**Problem requirements**. Nothing other than the lines from the one containing "Decode this image" through the close of the entries below should be printed, each exactly.

[Dataset entries on figures]
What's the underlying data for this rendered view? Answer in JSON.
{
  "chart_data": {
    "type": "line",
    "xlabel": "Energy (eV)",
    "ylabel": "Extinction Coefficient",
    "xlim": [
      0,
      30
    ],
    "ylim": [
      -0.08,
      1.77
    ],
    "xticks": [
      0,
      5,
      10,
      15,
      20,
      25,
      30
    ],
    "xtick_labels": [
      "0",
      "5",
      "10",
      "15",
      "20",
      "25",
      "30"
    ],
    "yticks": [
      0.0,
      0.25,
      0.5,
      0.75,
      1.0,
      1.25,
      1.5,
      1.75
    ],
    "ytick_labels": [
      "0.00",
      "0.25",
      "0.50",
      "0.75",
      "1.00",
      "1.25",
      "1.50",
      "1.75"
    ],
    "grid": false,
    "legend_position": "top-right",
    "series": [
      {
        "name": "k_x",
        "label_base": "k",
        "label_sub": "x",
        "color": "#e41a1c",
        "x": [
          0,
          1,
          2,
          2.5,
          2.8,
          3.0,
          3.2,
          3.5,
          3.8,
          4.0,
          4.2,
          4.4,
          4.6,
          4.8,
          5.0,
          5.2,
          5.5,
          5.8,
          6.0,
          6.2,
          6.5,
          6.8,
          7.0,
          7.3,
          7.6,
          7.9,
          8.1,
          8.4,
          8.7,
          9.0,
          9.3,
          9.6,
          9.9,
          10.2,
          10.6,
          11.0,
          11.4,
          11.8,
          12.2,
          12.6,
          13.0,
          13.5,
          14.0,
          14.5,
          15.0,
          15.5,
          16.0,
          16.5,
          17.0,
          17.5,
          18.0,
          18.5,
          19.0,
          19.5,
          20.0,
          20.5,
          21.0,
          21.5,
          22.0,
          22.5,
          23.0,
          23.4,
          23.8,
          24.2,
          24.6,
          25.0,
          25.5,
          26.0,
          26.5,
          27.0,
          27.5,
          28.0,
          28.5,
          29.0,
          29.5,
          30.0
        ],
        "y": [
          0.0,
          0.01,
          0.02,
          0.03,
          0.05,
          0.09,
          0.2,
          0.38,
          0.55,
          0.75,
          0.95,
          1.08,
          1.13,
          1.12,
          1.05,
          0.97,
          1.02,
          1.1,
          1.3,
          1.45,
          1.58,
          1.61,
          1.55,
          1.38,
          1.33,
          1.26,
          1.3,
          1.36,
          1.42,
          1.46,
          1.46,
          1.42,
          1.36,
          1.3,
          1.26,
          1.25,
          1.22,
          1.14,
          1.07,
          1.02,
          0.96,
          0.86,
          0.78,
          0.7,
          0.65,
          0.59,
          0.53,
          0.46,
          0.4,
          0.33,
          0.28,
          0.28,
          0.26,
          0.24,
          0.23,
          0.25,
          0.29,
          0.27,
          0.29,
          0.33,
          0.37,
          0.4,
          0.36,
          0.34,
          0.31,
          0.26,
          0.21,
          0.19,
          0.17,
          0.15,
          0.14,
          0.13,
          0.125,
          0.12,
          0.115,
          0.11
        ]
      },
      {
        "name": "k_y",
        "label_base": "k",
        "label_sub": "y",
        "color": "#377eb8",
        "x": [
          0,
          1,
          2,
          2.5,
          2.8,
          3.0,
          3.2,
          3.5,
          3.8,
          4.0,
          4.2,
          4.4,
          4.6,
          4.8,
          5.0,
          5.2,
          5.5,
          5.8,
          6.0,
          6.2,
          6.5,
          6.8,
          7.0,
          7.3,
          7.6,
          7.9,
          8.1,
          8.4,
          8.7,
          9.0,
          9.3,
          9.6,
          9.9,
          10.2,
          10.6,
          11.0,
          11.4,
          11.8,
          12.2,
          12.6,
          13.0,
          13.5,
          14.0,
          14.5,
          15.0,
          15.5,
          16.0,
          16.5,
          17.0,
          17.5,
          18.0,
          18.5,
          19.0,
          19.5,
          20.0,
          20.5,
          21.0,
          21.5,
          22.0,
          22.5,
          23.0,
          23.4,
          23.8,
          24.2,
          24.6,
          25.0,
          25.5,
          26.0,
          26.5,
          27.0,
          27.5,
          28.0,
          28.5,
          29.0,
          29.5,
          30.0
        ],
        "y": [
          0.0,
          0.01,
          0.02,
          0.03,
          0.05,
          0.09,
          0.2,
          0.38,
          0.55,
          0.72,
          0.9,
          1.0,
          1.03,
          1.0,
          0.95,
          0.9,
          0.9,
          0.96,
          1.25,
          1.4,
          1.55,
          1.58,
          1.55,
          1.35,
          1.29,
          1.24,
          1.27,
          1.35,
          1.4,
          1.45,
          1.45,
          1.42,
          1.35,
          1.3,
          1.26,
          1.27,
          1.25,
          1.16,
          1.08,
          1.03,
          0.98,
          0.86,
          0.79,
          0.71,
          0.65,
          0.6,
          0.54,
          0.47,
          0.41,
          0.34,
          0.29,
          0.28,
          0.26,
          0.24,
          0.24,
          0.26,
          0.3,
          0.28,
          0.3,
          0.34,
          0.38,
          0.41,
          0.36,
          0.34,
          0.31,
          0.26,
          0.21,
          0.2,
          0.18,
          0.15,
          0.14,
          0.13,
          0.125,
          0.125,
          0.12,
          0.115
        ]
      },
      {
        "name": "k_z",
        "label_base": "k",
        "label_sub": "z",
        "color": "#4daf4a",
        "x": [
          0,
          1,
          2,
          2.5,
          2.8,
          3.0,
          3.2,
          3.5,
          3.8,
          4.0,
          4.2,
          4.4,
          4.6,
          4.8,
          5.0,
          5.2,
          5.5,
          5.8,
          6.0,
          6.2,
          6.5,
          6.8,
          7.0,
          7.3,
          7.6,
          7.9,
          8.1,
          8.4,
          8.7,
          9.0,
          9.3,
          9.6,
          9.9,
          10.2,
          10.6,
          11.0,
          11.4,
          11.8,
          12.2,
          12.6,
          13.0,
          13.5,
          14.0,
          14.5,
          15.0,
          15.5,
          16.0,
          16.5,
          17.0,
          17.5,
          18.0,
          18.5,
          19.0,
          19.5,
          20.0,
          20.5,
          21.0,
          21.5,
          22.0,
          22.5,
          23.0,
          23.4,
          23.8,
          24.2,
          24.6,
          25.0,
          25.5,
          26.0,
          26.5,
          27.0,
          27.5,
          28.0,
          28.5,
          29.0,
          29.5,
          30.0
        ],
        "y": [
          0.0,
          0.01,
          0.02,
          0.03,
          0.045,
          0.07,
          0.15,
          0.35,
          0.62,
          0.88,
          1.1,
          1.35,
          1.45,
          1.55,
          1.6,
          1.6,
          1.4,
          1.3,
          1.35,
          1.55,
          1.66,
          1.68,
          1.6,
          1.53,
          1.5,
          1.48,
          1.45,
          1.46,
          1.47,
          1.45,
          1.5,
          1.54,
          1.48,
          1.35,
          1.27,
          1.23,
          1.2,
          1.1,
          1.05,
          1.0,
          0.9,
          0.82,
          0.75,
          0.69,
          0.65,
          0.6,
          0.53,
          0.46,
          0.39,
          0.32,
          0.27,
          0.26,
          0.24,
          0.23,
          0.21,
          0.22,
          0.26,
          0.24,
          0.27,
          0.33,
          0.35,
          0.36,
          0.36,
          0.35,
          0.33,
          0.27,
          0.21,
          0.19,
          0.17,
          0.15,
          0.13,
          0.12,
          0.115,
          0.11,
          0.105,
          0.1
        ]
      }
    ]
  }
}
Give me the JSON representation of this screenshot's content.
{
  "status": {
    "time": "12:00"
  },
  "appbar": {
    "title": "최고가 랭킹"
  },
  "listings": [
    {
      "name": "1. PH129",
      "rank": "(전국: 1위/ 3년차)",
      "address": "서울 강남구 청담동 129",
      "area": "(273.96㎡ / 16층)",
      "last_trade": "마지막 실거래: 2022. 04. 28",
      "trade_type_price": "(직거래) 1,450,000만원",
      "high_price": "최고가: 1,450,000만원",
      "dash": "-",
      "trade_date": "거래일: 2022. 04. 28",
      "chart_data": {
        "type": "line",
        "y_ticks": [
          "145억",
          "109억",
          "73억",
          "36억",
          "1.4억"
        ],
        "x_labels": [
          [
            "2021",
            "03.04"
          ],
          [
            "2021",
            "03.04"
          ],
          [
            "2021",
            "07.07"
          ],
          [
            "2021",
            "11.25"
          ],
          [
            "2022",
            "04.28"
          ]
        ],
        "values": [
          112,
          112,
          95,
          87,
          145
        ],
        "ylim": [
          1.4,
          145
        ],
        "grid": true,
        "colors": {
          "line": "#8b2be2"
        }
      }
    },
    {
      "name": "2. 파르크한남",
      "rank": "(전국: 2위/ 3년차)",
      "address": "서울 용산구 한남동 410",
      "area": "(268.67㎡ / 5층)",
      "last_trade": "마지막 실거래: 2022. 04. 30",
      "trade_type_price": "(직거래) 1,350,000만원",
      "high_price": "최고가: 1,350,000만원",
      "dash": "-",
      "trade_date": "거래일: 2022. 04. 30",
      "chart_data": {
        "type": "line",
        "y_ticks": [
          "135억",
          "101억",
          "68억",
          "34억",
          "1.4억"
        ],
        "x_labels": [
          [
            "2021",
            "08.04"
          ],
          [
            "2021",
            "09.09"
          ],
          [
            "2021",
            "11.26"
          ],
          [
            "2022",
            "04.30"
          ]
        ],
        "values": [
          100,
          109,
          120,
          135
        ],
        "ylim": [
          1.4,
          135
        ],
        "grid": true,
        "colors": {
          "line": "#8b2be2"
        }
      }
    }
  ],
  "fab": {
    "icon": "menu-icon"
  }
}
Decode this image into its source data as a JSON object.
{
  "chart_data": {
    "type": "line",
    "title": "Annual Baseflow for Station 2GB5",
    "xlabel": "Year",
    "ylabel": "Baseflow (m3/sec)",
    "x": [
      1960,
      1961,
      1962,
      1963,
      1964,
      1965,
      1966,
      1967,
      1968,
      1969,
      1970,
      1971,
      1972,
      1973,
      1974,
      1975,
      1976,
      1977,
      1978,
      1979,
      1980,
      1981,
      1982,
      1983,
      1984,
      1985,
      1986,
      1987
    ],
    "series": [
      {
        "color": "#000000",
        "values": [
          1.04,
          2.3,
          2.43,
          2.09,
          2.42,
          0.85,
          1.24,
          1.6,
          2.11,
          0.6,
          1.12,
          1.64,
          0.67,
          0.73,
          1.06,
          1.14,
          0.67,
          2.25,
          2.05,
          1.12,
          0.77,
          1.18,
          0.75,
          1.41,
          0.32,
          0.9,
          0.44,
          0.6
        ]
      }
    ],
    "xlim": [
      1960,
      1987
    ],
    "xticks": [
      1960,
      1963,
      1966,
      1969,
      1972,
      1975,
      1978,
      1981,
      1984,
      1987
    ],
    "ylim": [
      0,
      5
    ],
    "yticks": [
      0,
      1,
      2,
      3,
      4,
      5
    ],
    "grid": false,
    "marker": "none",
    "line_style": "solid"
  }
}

**Worked solution**.
Decode this image into its source data as a JSON object.
{
  "chart_data": {
    "type": "line",
    "title": "Annual Baseflow for Station 2GB5",
    "xlabel": "Year",
    "ylabel": "Baseflow (m3/sec)",
    "x": [
      1960,
      1961,
      1962,
      1963,
      1964,
      1965,
      1966,
      1967,
      1968,
      1969,
      1970,
      1971,
      1972,
      1973,
      1974,
      1975,
      1976,
      1977,
      1978,
      1979,
      1980,
      1981,
      1982,
      1983,
      1984,
      1985,
      1986,
      1987
    ],
    "series": [
      {
        "color": "#000000",
        "values": [
          1.04,
          2.3,
          2.43,
          2.09,
          2.42,
          0.85,
          1.24,
          1.6,
          2.11,
          0.6,
          1.12,
          1.64,
          0.67,
          0.73,
          1.06,
          1.14,
          0.67,
          2.25,
          2.05,
          1.12,
          0.77,
          1.18,
          0.75,
          1.41,
          0.32,
          0.9,
          0.44,
          0.6
        ]
      }
    ],
    "xlim": [
      1960,
      1987
    ],
    "xticks": [
      1960,
      1963,
      1966,
      1969,
      1972,
      1975,
      1978,
      1981,
      1984,
      1987
    ],
    "ylim": [
      0,
      5
    ],
    "yticks": [
      0,
      1,
      2,
      3,
      4,
      5
    ],
    "grid": false,
    "marker": "none",
    "line_style": "solid"
  }
}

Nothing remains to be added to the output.